Exercise materials »

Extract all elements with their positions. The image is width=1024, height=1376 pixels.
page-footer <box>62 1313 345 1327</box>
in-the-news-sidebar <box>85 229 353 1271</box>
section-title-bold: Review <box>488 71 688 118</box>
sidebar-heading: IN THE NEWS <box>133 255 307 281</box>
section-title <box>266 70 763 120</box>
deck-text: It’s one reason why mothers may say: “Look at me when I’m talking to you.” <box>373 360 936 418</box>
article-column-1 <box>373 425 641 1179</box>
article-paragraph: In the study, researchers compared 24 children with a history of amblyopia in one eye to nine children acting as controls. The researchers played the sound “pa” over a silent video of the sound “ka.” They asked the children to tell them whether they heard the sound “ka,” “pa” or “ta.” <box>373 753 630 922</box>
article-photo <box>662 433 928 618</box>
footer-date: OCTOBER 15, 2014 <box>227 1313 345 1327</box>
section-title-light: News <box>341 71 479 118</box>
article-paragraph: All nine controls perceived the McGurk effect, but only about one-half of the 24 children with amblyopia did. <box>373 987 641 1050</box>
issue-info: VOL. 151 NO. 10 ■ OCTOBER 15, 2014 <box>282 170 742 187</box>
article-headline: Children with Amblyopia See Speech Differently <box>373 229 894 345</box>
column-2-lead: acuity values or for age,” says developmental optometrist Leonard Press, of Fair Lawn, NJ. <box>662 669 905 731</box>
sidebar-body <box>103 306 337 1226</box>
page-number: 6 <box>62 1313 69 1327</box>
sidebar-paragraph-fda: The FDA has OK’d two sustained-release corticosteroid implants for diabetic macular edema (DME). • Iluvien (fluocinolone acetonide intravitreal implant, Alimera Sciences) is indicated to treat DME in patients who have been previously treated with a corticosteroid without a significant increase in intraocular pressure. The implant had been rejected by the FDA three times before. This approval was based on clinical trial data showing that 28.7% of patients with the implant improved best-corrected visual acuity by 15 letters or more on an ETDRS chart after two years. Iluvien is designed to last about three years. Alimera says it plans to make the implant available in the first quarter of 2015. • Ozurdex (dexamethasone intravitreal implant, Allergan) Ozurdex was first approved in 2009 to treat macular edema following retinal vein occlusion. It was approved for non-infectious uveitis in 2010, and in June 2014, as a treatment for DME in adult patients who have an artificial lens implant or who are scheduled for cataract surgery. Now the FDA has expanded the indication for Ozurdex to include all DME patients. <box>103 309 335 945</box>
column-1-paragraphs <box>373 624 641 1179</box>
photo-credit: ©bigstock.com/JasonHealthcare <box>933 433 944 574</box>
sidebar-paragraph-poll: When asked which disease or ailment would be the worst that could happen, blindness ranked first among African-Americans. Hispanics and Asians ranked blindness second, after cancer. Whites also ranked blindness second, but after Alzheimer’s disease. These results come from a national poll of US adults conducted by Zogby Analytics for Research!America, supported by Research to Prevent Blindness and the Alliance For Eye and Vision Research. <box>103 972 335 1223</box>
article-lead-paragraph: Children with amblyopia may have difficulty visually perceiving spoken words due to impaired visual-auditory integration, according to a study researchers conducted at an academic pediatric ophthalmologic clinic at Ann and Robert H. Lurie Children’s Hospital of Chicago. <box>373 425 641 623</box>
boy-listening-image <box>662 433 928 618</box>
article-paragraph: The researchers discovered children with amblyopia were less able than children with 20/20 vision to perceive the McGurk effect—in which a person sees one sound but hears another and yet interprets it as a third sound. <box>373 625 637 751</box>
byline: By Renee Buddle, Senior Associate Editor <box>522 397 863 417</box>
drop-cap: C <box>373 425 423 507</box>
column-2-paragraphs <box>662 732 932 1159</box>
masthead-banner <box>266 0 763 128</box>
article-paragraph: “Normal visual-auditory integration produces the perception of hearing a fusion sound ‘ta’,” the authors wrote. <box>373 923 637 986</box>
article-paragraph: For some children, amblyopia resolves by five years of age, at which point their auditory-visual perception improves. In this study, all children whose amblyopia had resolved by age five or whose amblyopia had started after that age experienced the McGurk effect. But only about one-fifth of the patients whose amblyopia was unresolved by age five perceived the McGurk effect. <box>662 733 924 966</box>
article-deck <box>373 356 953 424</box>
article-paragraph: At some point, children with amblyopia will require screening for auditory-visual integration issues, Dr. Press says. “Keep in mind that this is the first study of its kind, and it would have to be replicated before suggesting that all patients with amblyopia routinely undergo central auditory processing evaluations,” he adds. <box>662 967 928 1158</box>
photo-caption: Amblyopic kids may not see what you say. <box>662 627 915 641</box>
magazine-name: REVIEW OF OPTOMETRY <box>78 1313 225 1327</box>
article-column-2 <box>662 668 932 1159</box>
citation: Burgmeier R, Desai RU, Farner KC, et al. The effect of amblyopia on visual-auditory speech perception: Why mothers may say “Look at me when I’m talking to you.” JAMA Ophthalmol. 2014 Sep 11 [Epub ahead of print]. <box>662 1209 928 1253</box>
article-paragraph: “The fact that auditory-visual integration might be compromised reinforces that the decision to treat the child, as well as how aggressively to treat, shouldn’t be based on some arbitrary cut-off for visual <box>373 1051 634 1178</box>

Problem statement » Each record must be printed again, word for word, with nothing dropped.

Result of the exercise »
Extract all elements with their positions. The image is width=1024, height=1376 pixels.
page-footer <box>62 1313 345 1327</box>
in-the-news-sidebar <box>85 229 353 1271</box>
section-title-bold: Review <box>488 71 688 118</box>
sidebar-heading: IN THE NEWS <box>133 255 307 281</box>
section-title <box>266 70 763 120</box>
deck-text: It’s one reason why mothers may say: “Look at me when I’m talking to you.” <box>373 360 936 418</box>
article-column-1 <box>373 425 641 1179</box>
article-paragraph: In the study, researchers compared 24 children with a history of amblyopia in one eye to nine children acting as controls. The researchers played the sound “pa” over a silent video of the sound “ka.” They asked the children to tell them whether they heard the sound “ka,” “pa” or “ta.” <box>373 753 630 922</box>
article-photo <box>662 433 928 618</box>
footer-date: OCTOBER 15, 2014 <box>227 1313 345 1327</box>
section-title-light: News <box>341 71 479 118</box>
article-paragraph: All nine controls perceived the McGurk effect, but only about one-half of the 24 children with amblyopia did. <box>373 987 641 1050</box>
issue-info: VOL. 151 NO. 10 ■ OCTOBER 15, 2014 <box>282 170 742 187</box>
article-headline: Children with Amblyopia See Speech Differently <box>373 229 894 345</box>
column-2-lead: acuity values or for age,” says developmental optometrist Leonard Press, of Fair Lawn, NJ. <box>662 669 905 731</box>
sidebar-body <box>103 306 337 1226</box>
page-number: 6 <box>62 1313 69 1327</box>
sidebar-paragraph-fda: The FDA has OK’d two sustained-release corticosteroid implants for diabetic macular edema (DME). • Iluvien (fluocinolone acetonide intravitreal implant, Alimera Sciences) is indicated to treat DME in patients who have been previously treated with a corticosteroid without a significant increase in intraocular pressure. The implant had been rejected by the FDA three times before. This approval was based on clinical trial data showing that 28.7% of patients with the implant improved best-corrected visual acuity by 15 letters or more on an ETDRS chart after two years. Iluvien is designed to last about three years. Alimera says it plans to make the implant available in the first quarter of 2015. • Ozurdex (dexamethasone intravitreal implant, Allergan) Ozurdex was first approved in 2009 to treat macular edema following retinal vein occlusion. It was approved for non-infectious uveitis in 2010, and in June 2014, as a treatment for DME in adult patients who have an artificial lens implant or who are scheduled for cataract surgery. Now the FDA has expanded the indication for Ozurdex to include all DME patients. <box>103 309 335 945</box>
column-1-paragraphs <box>373 624 641 1179</box>
photo-credit: ©bigstock.com/JasonHealthcare <box>933 433 944 574</box>
sidebar-paragraph-poll: When asked which disease or ailment would be the worst that could happen, blindness ranked first among African-Americans. Hispanics and Asians ranked blindness second, after cancer. Whites also ranked blindness second, but after Alzheimer’s disease. These results come from a national poll of US adults conducted by Zogby Analytics for Research!America, supported by Research to Prevent Blindness and the Alliance For Eye and Vision Research. <box>103 972 335 1223</box>
article-lead-paragraph: Children with amblyopia may have difficulty visually perceiving spoken words due to impaired visual-auditory integration, according to a study researchers conducted at an academic pediatric ophthalmologic clinic at Ann and Robert H. Lurie Children’s Hospital of Chicago. <box>373 425 641 623</box>
boy-listening-image <box>662 433 928 618</box>
article-paragraph: The researchers discovered children with amblyopia were less able than children with 20/20 vision to perceive the McGurk effect—in which a person sees one sound but hears another and yet interprets it as a third sound. <box>373 625 637 751</box>
byline: By Renee Buddle, Senior Associate Editor <box>522 397 863 417</box>
drop-cap: C <box>373 425 423 507</box>
column-2-paragraphs <box>662 732 932 1159</box>
masthead-banner <box>266 0 763 128</box>
article-paragraph: “Normal visual-auditory integration produces the perception of hearing a fusion sound ‘ta’,” the authors wrote. <box>373 923 637 986</box>
article-paragraph: For some children, amblyopia resolves by five years of age, at which point their auditory-visual perception improves. In this study, all children whose amblyopia had resolved by age five or whose amblyopia had started after that age experienced the McGurk effect. But only about one-fifth of the patients whose amblyopia was unresolved by age five perceived the McGurk effect. <box>662 733 924 966</box>
article-deck <box>373 356 953 424</box>
article-paragraph: At some point, children with amblyopia will require screening for auditory-visual integration issues, Dr. Press says. “Keep in mind that this is the first study of its kind, and it would have to be replicated before suggesting that all patients with amblyopia routinely undergo central auditory processing evaluations,” he adds. <box>662 967 928 1158</box>
photo-caption: Amblyopic kids may not see what you say. <box>662 627 915 641</box>
magazine-name: REVIEW OF OPTOMETRY <box>78 1313 225 1327</box>
article-column-2 <box>662 668 932 1159</box>
citation: Burgmeier R, Desai RU, Farner KC, et al. The effect of amblyopia on visual-auditory speech perception: Why mothers may say “Look at me when I’m talking to you.” JAMA Ophthalmol. 2014 Sep 11 [Epub ahead of print]. <box>662 1209 928 1253</box>
article-paragraph: “The fact that auditory-visual integration might be compromised reinforces that the decision to treat the child, as well as how aggressively to treat, shouldn’t be based on some arbitrary cut-off for visual <box>373 1051 634 1178</box>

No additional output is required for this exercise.